▶ DATA SUPPLIED
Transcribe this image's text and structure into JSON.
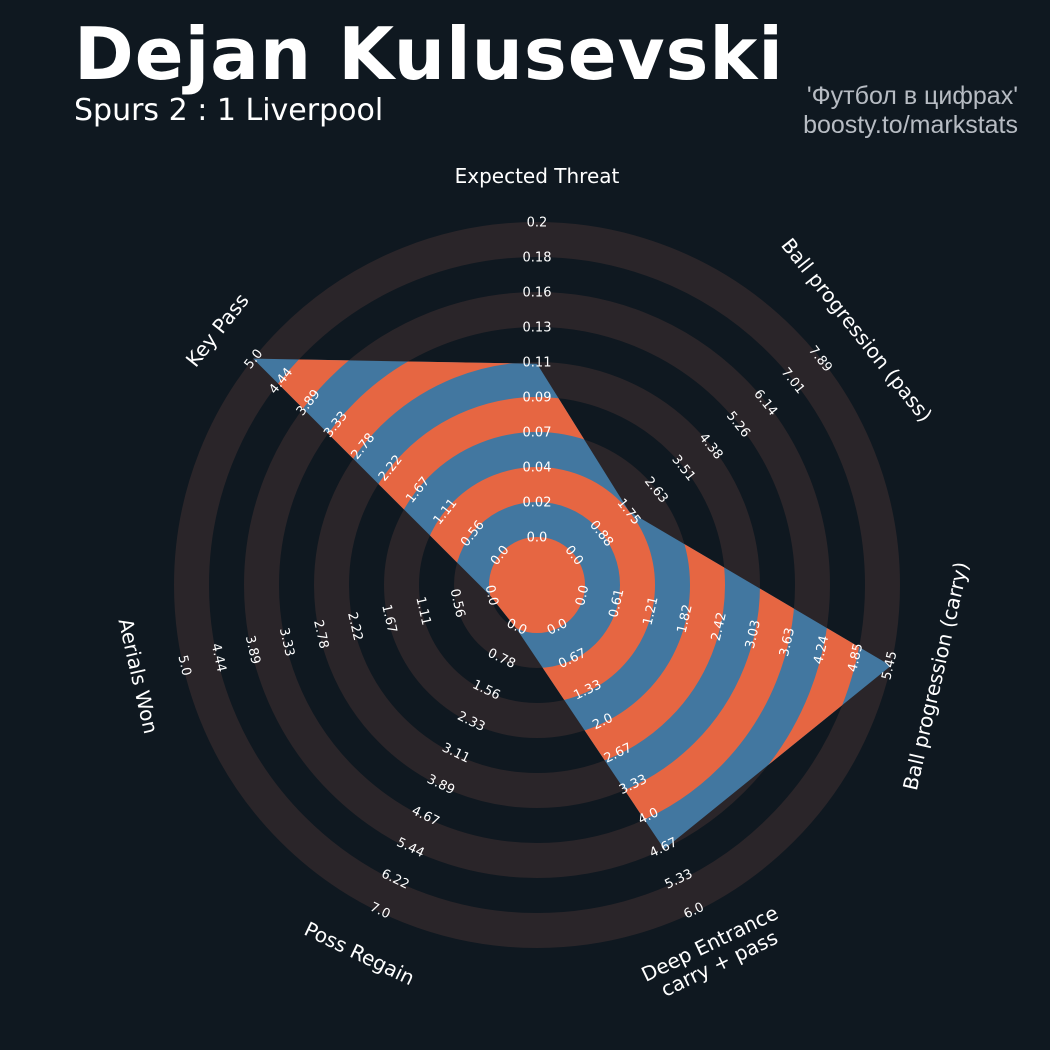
{
  "header": {
    "title": "Dejan Kulusevski",
    "subtitle": "Spurs 2 : 1 Liverpool",
    "credit_line1": "'Футбол в цифрах'",
    "credit_line2": "boosty.to/markstats"
  },
  "colors": {
    "background": "#0f1820",
    "grid_ring": "#2a2529",
    "series_blue": "#4277a0",
    "series_orange": "#e66642",
    "text": "#ffffff",
    "credit": "#b7bcc3"
  },
  "chart_data": {
    "type": "radar",
    "params": [
      {
        "label": "Expected Threat",
        "ticks": [
          "0.0",
          "0.02",
          "0.04",
          "0.07",
          "0.09",
          "0.11",
          "0.13",
          "0.16",
          "0.18",
          "0.2"
        ],
        "min": 0.0,
        "max": 0.2,
        "value": 0.11
      },
      {
        "label": "Ball progression (pass)",
        "ticks": [
          "0.0",
          "0.88",
          "1.75",
          "2.63",
          "3.51",
          "4.38",
          "5.26",
          "6.14",
          "7.01",
          "7.89"
        ],
        "min": 0.0,
        "max": 7.89,
        "value": 1.75
      },
      {
        "label": "Ball progression (carry)",
        "ticks": [
          "0.0",
          "0.61",
          "1.21",
          "1.82",
          "2.42",
          "3.03",
          "3.63",
          "4.24",
          "4.85",
          "5.45"
        ],
        "min": 0.0,
        "max": 5.45,
        "value": 5.45
      },
      {
        "label": "Deep Entrance\ncarry + pass",
        "ticks": [
          "0.0",
          "0.67",
          "1.33",
          "2.0",
          "2.67",
          "3.33",
          "4.0",
          "4.67",
          "5.33",
          "6.0"
        ],
        "min": 0.0,
        "max": 6.0,
        "value": 4.67
      },
      {
        "label": "Poss Regain",
        "ticks": [
          "0.0",
          "0.78",
          "1.56",
          "2.33",
          "3.11",
          "3.89",
          "4.67",
          "5.44",
          "6.22",
          "7.0"
        ],
        "min": 0.0,
        "max": 7.0,
        "value": 0.0
      },
      {
        "label": "Aerials Won",
        "ticks": [
          "0.0",
          "0.56",
          "1.11",
          "1.67",
          "2.22",
          "2.78",
          "3.33",
          "3.89",
          "4.44",
          "5.0"
        ],
        "min": 0.0,
        "max": 5.0,
        "value": 0.0
      },
      {
        "label": "Key Pass",
        "ticks": [
          "0.0",
          "0.56",
          "1.11",
          "1.67",
          "2.22",
          "2.78",
          "3.33",
          "3.89",
          "4.44",
          "5.0"
        ],
        "min": 0.0,
        "max": 5.0,
        "value": 5.0
      }
    ]
  }
}
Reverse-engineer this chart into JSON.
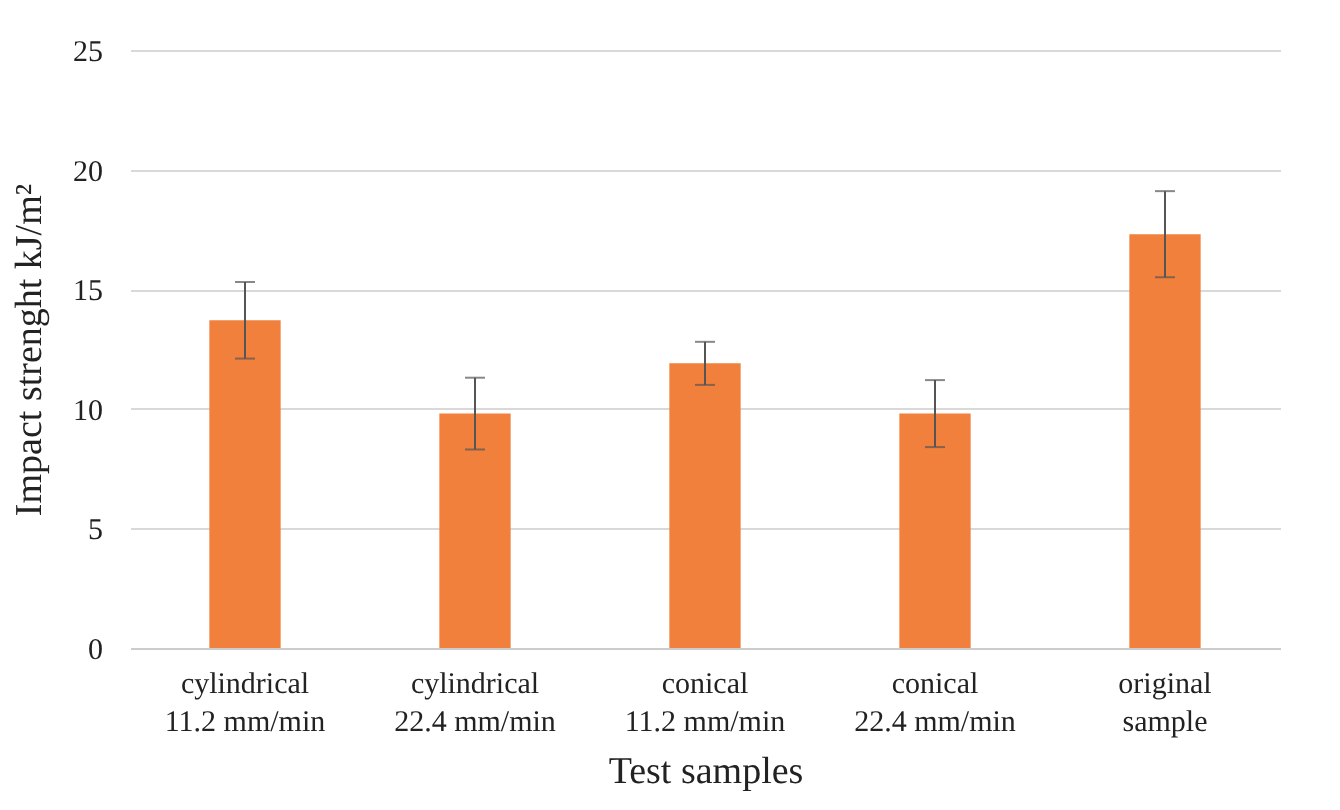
{
  "chart_data": {
    "type": "bar",
    "xlabel": "Test samples",
    "ylabel": "Impact strenght kJ/m²",
    "categories": [
      "cylindrical\n11.2 mm/min",
      "cylindrical\n22.4 mm/min",
      "conical\n11.2 mm/min",
      "conical\n22.4 mm/min",
      "original\nsample"
    ],
    "values": [
      13.7,
      9.8,
      11.9,
      9.8,
      17.3
    ],
    "color": "#f0803c",
    "errors": [
      1.6,
      1.5,
      0.9,
      1.4,
      1.8
    ],
    "ylim": [
      0,
      25
    ],
    "yticks": [
      0,
      5,
      10,
      15,
      20,
      25
    ],
    "grid": "y"
  }
}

▶ WHAT TO WORK ON
Which lines hold the string "this"? List them all.

▶ ANSWER
Transcribe this image's text and structure into JSON.
Reverse-engineer this chart into JSON.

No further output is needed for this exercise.